### [MATERIAL SHOWN]
## BEGIN

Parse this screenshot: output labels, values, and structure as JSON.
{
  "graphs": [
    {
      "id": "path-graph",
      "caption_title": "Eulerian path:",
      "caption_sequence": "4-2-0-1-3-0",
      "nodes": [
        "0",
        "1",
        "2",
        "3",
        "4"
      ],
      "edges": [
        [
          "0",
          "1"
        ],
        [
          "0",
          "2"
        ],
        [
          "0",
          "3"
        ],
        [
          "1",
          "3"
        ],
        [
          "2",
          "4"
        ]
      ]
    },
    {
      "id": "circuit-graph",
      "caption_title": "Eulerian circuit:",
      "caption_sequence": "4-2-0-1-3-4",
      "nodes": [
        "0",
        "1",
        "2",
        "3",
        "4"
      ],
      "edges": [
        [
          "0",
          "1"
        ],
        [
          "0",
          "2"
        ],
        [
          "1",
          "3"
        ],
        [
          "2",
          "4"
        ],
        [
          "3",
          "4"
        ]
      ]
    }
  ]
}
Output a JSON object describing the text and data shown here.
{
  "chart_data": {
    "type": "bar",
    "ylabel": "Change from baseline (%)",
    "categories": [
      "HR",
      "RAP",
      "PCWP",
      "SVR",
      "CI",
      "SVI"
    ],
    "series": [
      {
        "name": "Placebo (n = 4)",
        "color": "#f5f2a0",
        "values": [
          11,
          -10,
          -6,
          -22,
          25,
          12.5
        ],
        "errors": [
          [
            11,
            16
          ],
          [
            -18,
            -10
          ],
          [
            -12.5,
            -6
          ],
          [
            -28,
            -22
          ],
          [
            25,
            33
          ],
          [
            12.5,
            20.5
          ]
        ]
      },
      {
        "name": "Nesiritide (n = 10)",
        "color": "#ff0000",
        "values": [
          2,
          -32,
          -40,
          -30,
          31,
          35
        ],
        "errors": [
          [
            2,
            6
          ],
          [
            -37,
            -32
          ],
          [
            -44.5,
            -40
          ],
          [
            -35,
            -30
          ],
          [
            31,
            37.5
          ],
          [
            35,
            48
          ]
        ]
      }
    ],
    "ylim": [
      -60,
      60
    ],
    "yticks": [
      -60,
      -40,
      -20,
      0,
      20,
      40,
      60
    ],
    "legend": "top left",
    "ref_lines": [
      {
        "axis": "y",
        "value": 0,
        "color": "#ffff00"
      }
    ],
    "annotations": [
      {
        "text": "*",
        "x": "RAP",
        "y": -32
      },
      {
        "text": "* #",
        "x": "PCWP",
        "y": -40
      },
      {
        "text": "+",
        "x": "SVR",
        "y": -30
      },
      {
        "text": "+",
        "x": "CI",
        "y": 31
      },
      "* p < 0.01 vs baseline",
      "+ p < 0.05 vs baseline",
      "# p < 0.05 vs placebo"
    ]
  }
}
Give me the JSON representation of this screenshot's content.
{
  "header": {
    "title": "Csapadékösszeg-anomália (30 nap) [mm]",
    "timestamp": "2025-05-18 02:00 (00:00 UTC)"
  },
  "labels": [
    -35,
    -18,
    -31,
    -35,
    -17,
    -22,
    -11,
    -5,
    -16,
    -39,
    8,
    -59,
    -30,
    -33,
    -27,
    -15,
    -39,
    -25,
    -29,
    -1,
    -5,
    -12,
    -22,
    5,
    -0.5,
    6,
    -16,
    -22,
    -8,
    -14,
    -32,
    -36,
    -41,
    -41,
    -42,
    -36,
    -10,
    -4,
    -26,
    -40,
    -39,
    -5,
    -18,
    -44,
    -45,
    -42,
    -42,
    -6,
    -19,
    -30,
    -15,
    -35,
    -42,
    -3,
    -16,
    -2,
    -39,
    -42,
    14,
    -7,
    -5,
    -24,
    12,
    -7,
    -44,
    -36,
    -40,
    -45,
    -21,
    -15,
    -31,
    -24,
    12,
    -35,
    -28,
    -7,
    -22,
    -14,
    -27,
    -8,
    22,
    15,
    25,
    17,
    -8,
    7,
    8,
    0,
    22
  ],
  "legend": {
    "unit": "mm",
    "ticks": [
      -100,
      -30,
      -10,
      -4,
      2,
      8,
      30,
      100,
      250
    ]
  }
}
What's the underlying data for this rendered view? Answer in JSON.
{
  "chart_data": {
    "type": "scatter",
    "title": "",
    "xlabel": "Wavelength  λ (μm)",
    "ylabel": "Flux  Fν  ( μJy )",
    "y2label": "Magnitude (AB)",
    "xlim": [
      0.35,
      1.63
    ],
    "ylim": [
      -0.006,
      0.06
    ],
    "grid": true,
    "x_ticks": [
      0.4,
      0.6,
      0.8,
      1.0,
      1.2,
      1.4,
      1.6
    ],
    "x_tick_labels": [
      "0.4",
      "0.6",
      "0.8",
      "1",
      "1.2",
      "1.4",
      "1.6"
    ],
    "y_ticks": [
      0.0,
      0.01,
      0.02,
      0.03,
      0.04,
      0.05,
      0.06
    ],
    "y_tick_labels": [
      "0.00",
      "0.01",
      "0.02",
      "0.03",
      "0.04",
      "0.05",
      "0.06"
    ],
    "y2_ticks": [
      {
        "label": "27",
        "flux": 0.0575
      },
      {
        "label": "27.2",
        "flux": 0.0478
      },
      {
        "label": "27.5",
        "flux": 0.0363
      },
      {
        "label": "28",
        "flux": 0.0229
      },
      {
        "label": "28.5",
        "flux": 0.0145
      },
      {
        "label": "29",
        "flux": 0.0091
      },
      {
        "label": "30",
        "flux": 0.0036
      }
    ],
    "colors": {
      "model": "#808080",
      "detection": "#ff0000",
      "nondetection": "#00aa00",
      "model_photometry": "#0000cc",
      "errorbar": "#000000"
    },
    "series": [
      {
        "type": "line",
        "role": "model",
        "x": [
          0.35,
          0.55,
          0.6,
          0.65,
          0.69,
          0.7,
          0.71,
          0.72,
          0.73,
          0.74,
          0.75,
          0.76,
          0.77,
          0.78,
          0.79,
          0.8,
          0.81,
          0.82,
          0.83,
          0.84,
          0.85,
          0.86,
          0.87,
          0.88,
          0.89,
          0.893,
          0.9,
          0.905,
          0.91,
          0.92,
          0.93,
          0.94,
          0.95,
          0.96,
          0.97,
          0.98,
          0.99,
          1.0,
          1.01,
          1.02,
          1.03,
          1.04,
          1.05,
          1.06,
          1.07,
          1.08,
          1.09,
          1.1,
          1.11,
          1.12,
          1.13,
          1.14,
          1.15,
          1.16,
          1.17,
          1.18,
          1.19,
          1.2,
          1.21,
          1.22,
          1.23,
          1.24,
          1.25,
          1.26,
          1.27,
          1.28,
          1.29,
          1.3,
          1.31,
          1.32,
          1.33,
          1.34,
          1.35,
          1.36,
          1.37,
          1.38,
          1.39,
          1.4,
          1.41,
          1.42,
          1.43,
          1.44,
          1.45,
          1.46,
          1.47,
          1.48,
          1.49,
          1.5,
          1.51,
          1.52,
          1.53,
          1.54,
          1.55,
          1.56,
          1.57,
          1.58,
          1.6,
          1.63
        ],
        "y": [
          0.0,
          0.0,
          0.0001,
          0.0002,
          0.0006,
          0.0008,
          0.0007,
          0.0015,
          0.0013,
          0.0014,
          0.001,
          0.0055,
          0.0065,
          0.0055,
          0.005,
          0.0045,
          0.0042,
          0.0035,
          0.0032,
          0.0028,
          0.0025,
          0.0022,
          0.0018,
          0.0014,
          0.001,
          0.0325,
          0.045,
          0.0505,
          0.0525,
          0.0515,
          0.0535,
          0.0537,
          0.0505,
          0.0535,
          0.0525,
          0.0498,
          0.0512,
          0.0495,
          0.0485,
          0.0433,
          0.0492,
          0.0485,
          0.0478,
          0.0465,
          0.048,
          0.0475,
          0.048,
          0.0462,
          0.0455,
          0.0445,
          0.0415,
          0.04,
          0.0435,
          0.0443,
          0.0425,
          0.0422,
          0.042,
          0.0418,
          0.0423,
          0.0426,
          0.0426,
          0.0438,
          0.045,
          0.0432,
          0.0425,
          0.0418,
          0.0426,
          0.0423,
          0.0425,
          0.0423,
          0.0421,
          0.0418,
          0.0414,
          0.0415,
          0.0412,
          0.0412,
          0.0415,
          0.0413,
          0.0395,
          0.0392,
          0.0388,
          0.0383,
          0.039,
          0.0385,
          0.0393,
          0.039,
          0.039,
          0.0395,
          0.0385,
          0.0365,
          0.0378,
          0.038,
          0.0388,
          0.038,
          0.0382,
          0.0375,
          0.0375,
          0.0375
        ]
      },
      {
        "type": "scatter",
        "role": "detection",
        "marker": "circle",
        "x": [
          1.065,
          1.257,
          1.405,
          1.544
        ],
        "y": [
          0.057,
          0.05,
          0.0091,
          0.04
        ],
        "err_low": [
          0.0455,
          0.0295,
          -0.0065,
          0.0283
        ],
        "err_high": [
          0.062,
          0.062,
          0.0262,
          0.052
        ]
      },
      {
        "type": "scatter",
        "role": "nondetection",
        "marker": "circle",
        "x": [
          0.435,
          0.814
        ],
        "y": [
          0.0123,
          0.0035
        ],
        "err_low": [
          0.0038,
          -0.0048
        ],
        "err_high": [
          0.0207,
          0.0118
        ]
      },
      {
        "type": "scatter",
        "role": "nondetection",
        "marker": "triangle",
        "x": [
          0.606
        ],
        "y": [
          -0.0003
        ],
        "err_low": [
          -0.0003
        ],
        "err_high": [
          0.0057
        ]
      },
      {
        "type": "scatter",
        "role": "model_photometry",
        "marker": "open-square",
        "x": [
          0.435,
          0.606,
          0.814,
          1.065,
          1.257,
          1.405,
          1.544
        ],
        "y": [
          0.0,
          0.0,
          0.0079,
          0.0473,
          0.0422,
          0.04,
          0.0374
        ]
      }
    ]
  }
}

## END

### [PROBLEM TO WORK ON]
Take each line of the material that contains the word "this" and list it.

### [TASK OUTPUT]
Parse this screenshot: output labels, values, and structure as JSON.
Give me the JSON representation of this screenshot's content.
What's the underlying data for this rendered view? Answer in JSON.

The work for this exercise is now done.